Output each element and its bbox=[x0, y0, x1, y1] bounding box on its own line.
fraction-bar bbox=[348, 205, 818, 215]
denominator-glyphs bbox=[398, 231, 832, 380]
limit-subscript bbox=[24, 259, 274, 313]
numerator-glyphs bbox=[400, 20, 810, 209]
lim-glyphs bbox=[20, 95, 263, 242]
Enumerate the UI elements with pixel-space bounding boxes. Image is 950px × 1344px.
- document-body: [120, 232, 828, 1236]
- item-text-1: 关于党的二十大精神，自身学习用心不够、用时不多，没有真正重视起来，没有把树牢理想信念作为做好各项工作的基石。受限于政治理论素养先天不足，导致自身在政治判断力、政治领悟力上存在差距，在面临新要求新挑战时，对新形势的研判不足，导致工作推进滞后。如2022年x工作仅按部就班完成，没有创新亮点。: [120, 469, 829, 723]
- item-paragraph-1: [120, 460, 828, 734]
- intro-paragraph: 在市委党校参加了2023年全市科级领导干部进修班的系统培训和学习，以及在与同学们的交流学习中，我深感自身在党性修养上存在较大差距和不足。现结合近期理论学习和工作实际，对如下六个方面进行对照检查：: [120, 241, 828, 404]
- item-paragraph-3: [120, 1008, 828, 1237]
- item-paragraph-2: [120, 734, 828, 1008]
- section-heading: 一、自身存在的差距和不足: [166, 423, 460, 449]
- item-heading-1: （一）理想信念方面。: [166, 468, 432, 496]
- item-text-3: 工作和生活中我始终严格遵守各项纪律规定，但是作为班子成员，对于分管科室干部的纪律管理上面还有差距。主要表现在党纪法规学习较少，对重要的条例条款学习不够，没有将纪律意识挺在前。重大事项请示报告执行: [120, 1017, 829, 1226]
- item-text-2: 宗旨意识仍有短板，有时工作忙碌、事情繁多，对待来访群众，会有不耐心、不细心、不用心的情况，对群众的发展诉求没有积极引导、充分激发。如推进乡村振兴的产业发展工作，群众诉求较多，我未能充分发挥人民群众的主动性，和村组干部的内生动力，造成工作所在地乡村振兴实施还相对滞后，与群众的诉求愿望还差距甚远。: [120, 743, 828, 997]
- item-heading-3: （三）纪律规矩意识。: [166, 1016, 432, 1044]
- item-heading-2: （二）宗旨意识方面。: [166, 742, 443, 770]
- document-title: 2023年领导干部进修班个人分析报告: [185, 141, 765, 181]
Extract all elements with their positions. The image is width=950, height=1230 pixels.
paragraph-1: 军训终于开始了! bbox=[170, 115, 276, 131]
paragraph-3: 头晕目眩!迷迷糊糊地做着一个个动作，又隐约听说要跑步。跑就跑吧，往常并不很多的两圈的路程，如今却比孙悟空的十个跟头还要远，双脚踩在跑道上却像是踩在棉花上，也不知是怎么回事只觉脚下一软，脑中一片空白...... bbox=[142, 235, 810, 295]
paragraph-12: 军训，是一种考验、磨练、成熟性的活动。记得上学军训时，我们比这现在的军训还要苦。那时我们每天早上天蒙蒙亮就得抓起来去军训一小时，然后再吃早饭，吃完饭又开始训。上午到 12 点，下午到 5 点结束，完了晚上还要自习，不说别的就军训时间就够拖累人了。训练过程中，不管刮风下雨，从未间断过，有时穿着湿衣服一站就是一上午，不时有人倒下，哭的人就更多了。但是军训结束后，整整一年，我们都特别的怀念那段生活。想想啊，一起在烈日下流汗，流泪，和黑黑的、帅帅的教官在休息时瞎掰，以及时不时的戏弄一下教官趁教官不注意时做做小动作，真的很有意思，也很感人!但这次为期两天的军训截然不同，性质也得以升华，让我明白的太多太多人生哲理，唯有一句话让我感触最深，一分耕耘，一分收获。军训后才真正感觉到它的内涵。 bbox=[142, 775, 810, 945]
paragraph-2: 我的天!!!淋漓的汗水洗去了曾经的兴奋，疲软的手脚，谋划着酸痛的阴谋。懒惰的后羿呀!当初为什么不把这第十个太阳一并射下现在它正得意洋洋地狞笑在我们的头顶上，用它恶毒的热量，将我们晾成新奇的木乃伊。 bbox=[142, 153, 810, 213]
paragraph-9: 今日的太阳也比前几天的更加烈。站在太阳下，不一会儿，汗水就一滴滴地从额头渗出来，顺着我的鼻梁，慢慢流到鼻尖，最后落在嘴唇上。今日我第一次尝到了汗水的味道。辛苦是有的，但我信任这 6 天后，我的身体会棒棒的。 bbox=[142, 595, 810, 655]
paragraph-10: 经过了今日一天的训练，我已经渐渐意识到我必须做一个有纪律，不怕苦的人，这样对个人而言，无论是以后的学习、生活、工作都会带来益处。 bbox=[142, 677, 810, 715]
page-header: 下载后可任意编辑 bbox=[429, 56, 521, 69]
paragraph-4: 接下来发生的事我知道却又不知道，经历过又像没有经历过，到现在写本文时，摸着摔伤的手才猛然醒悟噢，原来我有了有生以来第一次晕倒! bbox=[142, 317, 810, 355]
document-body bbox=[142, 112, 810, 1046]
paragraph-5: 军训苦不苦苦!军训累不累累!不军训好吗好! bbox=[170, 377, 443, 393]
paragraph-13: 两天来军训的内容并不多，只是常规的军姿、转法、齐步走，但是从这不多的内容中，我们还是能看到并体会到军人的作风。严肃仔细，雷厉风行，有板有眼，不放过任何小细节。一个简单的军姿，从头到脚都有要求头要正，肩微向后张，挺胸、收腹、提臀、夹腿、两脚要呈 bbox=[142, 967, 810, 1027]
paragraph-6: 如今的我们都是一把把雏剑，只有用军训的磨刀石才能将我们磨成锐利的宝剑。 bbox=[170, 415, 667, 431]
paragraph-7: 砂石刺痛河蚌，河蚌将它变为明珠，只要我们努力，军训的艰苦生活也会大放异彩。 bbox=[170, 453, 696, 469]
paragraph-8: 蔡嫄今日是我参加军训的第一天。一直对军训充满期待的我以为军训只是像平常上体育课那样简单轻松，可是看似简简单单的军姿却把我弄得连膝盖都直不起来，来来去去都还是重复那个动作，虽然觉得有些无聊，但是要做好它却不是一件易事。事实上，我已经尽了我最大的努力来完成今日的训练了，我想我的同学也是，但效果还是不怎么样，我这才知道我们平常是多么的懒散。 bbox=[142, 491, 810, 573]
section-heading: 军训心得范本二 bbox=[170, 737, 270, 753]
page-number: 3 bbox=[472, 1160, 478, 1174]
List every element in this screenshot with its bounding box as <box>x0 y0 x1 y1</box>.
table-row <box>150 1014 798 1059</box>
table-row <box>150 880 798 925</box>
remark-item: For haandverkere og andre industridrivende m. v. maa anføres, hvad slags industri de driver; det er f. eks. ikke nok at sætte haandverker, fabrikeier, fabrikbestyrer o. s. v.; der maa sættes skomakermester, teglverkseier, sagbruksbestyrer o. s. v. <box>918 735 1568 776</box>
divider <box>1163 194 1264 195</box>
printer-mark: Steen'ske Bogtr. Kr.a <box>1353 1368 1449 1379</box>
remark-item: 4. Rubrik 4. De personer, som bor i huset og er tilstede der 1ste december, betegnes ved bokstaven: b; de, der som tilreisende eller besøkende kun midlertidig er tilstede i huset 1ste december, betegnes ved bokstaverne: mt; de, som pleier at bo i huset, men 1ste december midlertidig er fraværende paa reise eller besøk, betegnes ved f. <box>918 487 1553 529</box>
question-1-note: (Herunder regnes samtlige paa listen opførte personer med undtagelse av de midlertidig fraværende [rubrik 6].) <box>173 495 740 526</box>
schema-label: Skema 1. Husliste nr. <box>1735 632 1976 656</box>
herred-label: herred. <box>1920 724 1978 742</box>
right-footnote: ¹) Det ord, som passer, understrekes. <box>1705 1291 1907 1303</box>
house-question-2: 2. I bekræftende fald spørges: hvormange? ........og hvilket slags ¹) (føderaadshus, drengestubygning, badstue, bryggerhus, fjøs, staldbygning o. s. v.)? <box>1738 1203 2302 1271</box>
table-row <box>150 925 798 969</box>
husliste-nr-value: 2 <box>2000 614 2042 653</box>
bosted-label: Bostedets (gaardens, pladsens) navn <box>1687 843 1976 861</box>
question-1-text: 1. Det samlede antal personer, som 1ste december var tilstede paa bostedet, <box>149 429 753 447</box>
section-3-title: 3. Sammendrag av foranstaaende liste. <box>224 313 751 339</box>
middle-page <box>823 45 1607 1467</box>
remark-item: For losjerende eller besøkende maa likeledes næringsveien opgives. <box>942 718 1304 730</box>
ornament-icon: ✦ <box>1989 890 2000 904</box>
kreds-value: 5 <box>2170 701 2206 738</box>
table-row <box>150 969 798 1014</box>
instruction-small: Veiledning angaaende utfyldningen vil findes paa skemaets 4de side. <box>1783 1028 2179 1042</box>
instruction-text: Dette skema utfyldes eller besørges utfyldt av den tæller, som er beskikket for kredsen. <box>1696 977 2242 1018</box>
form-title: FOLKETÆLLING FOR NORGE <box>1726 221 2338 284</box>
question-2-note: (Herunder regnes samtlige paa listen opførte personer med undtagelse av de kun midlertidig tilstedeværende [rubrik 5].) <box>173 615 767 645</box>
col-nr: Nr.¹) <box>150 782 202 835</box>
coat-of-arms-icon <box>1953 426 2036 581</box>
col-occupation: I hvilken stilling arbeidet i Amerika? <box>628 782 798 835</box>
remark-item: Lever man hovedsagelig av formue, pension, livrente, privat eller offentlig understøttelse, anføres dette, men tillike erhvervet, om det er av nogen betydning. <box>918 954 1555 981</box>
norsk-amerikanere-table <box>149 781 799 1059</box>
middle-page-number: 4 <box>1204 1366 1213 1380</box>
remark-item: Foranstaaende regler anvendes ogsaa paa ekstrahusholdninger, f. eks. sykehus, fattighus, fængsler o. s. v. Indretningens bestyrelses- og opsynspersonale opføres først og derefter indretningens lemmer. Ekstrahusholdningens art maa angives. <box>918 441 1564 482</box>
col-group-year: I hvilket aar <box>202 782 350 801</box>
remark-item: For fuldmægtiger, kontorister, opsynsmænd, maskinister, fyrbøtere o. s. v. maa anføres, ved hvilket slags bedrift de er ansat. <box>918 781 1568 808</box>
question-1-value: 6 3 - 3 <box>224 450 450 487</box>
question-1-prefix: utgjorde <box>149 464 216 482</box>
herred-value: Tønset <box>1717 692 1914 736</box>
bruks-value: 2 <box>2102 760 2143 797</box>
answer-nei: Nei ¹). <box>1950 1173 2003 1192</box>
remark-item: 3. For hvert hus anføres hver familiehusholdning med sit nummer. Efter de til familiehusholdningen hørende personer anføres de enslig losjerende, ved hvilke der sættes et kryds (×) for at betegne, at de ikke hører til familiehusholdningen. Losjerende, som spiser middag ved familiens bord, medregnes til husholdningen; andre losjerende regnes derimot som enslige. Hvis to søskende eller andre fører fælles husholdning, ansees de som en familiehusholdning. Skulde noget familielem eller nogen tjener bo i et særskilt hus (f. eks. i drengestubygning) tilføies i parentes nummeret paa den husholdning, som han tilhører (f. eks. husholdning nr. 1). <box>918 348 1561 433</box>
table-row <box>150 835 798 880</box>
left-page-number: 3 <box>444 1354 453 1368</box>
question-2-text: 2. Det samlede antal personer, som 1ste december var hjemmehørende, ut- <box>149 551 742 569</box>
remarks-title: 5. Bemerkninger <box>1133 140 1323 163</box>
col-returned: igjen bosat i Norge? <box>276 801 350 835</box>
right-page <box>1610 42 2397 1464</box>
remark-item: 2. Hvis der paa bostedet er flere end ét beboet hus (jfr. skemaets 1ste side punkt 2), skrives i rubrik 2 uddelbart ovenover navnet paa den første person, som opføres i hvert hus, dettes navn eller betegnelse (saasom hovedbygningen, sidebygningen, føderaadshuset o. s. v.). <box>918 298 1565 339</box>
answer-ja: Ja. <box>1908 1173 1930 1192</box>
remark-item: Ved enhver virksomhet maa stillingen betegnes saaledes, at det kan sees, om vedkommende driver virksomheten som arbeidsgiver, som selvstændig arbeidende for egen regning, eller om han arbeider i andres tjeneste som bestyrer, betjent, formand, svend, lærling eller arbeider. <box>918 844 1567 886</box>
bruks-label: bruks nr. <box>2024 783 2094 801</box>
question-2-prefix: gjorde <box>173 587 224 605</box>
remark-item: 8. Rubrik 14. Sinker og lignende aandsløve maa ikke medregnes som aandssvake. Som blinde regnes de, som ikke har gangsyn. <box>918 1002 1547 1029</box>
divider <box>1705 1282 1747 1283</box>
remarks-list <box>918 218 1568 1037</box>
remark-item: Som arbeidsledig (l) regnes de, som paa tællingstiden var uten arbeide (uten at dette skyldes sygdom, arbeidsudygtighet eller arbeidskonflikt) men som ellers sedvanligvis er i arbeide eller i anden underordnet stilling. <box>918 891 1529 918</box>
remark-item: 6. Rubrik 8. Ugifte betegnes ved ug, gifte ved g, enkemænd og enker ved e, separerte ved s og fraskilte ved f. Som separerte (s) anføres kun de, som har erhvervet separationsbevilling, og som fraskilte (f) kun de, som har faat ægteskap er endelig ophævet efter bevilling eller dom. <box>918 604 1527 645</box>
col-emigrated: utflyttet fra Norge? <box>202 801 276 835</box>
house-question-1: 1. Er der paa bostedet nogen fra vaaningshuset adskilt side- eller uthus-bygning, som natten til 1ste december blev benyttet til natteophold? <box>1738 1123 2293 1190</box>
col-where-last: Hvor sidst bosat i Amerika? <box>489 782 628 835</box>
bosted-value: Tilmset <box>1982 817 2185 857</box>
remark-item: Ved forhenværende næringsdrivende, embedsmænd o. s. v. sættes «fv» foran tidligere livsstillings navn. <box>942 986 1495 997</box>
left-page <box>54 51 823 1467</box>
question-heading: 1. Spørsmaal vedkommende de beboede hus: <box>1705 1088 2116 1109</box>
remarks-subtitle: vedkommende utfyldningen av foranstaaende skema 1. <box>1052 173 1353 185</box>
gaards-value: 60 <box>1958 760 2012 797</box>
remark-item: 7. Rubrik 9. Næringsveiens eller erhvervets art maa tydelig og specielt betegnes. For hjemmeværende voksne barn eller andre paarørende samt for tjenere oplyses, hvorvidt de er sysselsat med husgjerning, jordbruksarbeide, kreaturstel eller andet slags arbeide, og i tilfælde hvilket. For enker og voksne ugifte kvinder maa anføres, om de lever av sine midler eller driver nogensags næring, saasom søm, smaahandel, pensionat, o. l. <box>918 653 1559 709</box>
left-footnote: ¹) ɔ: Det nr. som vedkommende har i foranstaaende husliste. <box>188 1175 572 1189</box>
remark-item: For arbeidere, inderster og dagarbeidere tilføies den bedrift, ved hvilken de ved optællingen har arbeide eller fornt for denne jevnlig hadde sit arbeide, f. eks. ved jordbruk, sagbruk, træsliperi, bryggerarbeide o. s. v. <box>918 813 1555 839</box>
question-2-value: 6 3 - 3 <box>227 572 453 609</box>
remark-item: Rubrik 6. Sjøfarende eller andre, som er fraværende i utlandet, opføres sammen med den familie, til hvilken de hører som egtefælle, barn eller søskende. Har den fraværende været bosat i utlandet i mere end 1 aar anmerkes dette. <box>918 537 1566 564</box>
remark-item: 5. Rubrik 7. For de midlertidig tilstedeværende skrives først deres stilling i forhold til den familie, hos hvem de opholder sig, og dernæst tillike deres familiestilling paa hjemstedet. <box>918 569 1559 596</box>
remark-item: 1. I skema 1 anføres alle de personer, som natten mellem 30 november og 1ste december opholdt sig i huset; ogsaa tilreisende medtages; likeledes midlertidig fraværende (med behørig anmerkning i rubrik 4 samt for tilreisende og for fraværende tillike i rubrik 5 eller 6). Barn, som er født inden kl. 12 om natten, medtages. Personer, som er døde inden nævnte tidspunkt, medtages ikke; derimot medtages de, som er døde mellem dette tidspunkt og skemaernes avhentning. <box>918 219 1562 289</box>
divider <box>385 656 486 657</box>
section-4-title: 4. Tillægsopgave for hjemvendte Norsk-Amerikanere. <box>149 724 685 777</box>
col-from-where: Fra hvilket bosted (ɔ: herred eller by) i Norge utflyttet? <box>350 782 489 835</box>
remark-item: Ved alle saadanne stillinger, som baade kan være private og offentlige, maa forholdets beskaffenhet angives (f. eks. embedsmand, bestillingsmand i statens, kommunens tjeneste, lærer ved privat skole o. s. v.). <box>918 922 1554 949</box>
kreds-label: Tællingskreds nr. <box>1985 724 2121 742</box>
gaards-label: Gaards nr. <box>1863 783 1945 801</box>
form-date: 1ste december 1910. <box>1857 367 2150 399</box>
----------
**Directions for this task**
Express the listing above, from its first line through the line containing "- item-paragraph-1: [120, 460, 828, 734]", as a Markdown table with the columns Index and Text, numbering each line and omitting blank lines.

**Response to the exercise**
| Index | Text |
|---|---|
| 1 | Output each element and its bbox=[x0, y0, x1, y1] bounding box on its own line. |
| 2 | fraction-bar bbox=[348, 205, 818, 215] |
| 3 | denominator-glyphs bbox=[398, 231, 832, 380] |
| 4 | limit-subscript bbox=[24, 259, 274, 313] |
| 5 | numerator-glyphs bbox=[400, 20, 810, 209] |
| 6 | lim-glyphs bbox=[20, 95, 263, 242] |
| 7 | Enumerate the UI elements with pixel-space bounding boxes. Image is 950px × 1344px. |
| 8 | - document-body: [120, 232, 828, 1236] |
| 9 | - item-text-1: 关于党的二十大精神，自身学习用心不够、用时不多，没有真正重视起来，没有把树牢理想信念作为做好各项工作的基石。受限于政治理论素养先天不足，导致自身在政治判断力、政治领悟力上存在差距，在面临新要求新挑战时，对新形势的研判不足，导致工作推进滞后。如2022年x工作仅按部就班完成，没有创新亮点。: [120, 469, 829, 723] |
| 10 | - item-paragraph-1: [120, 460, 828, 734] |